Task description: All records must be quoted exactly. Omit the pictures.

Provided entries:
┄┄┄┄┄┄┄┄┄┄

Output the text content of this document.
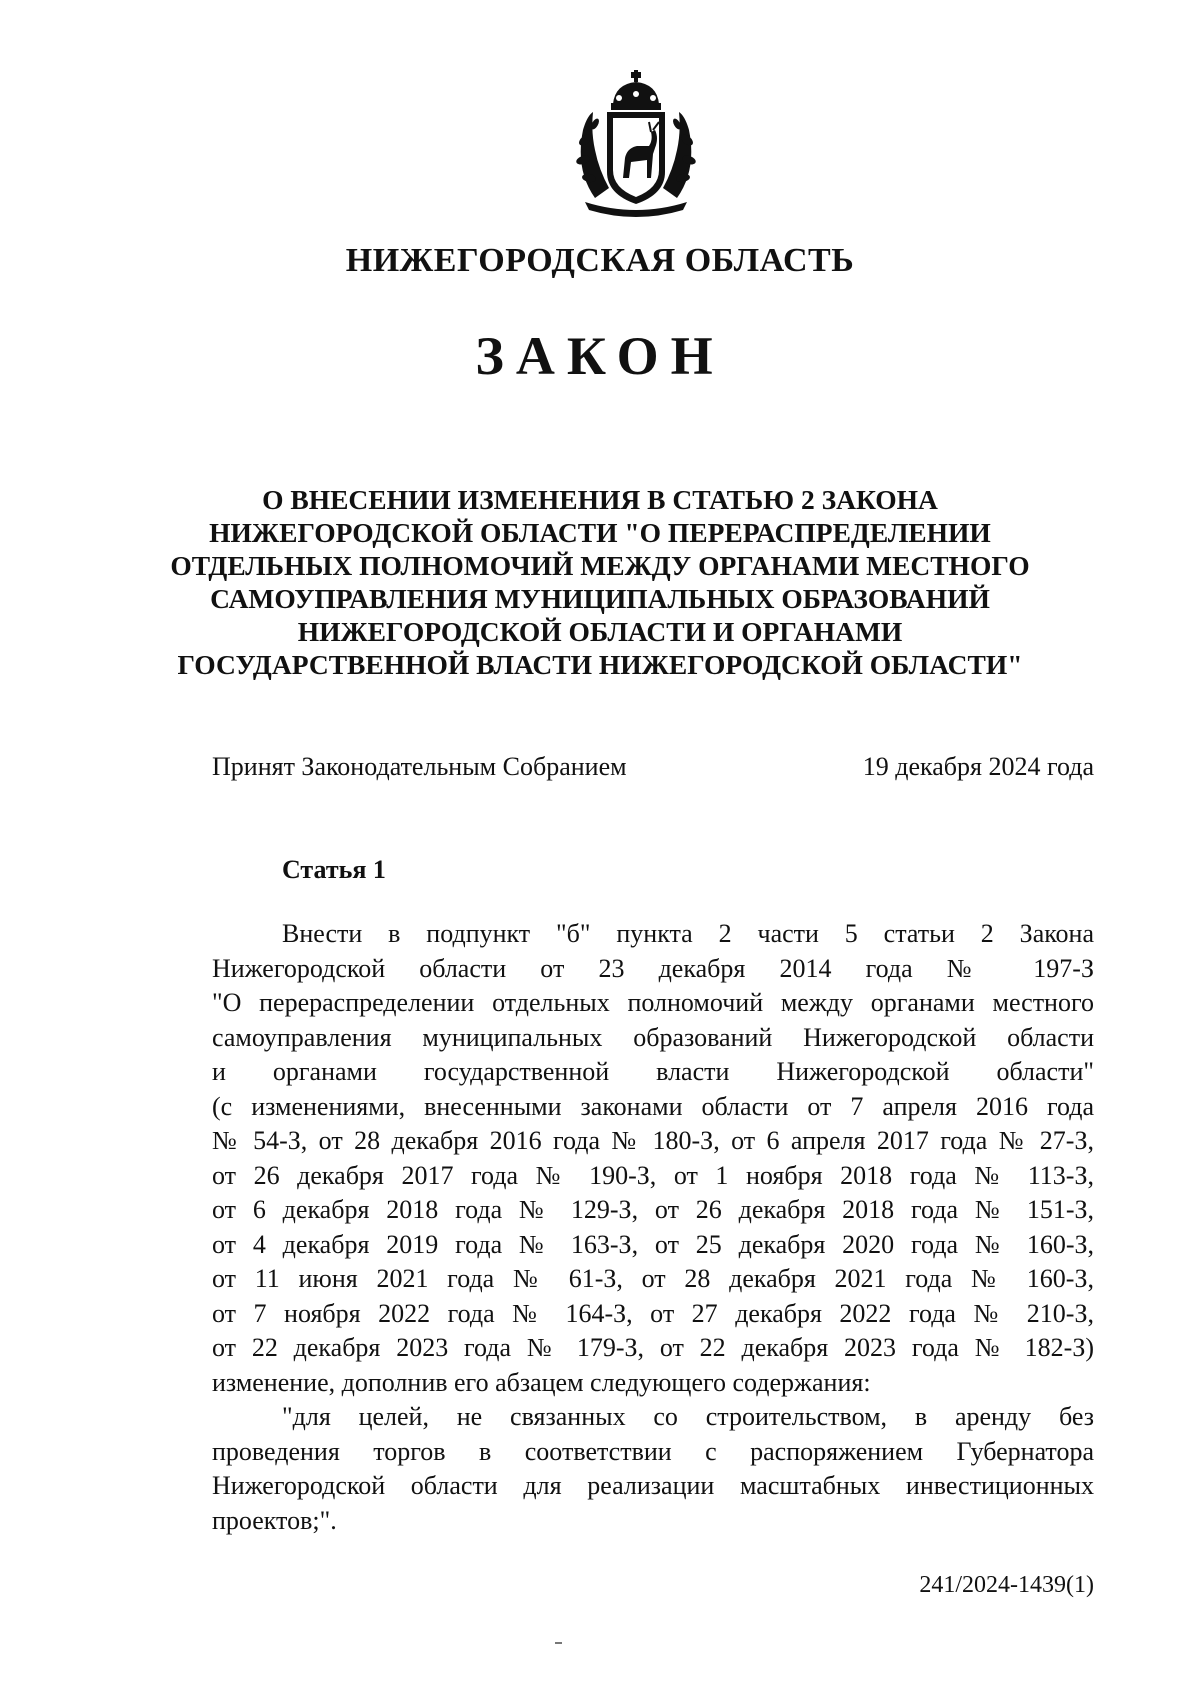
НИЖЕГОРОДСКАЯ ОБЛАСТЬ
ЗАКОН
О ВНЕСЕНИИ ИЗМЕНЕНИЯ В СТАТЬЮ 2 ЗАКОНА
НИЖЕГОРОДСКОЙ ОБЛАСТИ "О ПЕРЕРАСПРЕДЕЛЕНИИ
ОТДЕЛЬНЫХ ПОЛНОМОЧИЙ МЕЖДУ ОРГАНАМИ МЕСТНОГО
САМОУПРАВЛЕНИЯ МУНИЦИПАЛЬНЫХ ОБРАЗОВАНИЙ
НИЖЕГОРОДСКОЙ ОБЛАСТИ И ОРГАНАМИ
ГОСУДАРСТВЕННОЙ ВЛАСТИ НИЖЕГОРОДСКОЙ ОБЛАСТИ"
Принят Законодательным Собранием	19 декабря 2024 года
Статья 1
Внести в подпункт "б" пункта 2 части 5 статьи 2 Закона
Нижегородской области от 23 декабря 2014 года № 197-З
"О перераспределении отдельных полномочий между органами местного
самоуправления муниципальных образований Нижегородской области
и органами государственной власти Нижегородской области"
(с изменениями, внесенными законами области от 7 апреля 2016 года
№ 54-З, от 28 декабря 2016 года № 180-З, от 6 апреля 2017 года № 27-З,
от 26 декабря 2017 года № 190-З, от 1 ноября 2018 года № 113-З,
от 6 декабря 2018 года № 129-З, от 26 декабря 2018 года № 151-З,
от 4 декабря 2019 года № 163-З, от 25 декабря 2020 года № 160-З,
от 11 июня 2021 года № 61-З, от 28 декабря 2021 года № 160-З,
от 7 ноября 2022 года № 164-З, от 27 декабря 2022 года № 210-З,
от 22 декабря 2023 года № 179-З, от 22 декабря 2023 года № 182-З)
изменение, дополнив его абзацем следующего содержания:
"для целей, не связанных со строительством, в аренду без
проведения торгов в соответствии с распоряжением Губернатора
Нижегородской области для реализации масштабных инвестиционных
проектов;".
241/2024-1439(1)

┄┄┄┄┄┄┄┄┄┄

Task answer:
Output the text content of this document.
НИЖЕГОРОДСКАЯ ОБЛАСТЬ
ЗАКОН
О ВНЕСЕНИИ ИЗМЕНЕНИЯ В СТАТЬЮ 2 ЗАКОНА
НИЖЕГОРОДСКОЙ ОБЛАСТИ "О ПЕРЕРАСПРЕДЕЛЕНИИ
ОТДЕЛЬНЫХ ПОЛНОМОЧИЙ МЕЖДУ ОРГАНАМИ МЕСТНОГО
САМОУПРАВЛЕНИЯ МУНИЦИПАЛЬНЫХ ОБРАЗОВАНИЙ
НИЖЕГОРОДСКОЙ ОБЛАСТИ И ОРГАНАМИ
ГОСУДАРСТВЕННОЙ ВЛАСТИ НИЖЕГОРОДСКОЙ ОБЛАСТИ"
Принят Законодательным Собранием	19 декабря 2024 года
Статья 1
Внести в подпункт "б" пункта 2 части 5 статьи 2 Закона
Нижегородской области от 23 декабря 2014 года № 197-З
"О перераспределении отдельных полномочий между органами местного
самоуправления муниципальных образований Нижегородской области
и органами государственной власти Нижегородской области"
(с изменениями, внесенными законами области от 7 апреля 2016 года
№ 54-З, от 28 декабря 2016 года № 180-З, от 6 апреля 2017 года № 27-З,
от 26 декабря 2017 года № 190-З, от 1 ноября 2018 года № 113-З,
от 6 декабря 2018 года № 129-З, от 26 декабря 2018 года № 151-З,
от 4 декабря 2019 года № 163-З, от 25 декабря 2020 года № 160-З,
от 11 июня 2021 года № 61-З, от 28 декабря 2021 года № 160-З,
от 7 ноября 2022 года № 164-З, от 27 декабря 2022 года № 210-З,
от 22 декабря 2023 года № 179-З, от 22 декабря 2023 года № 182-З)
изменение, дополнив его абзацем следующего содержания:
"для целей, не связанных со строительством, в аренду без
проведения торгов в соответствии с распоряжением Губернатора
Нижегородской области для реализации масштабных инвестиционных
проектов;".
241/2024-1439(1)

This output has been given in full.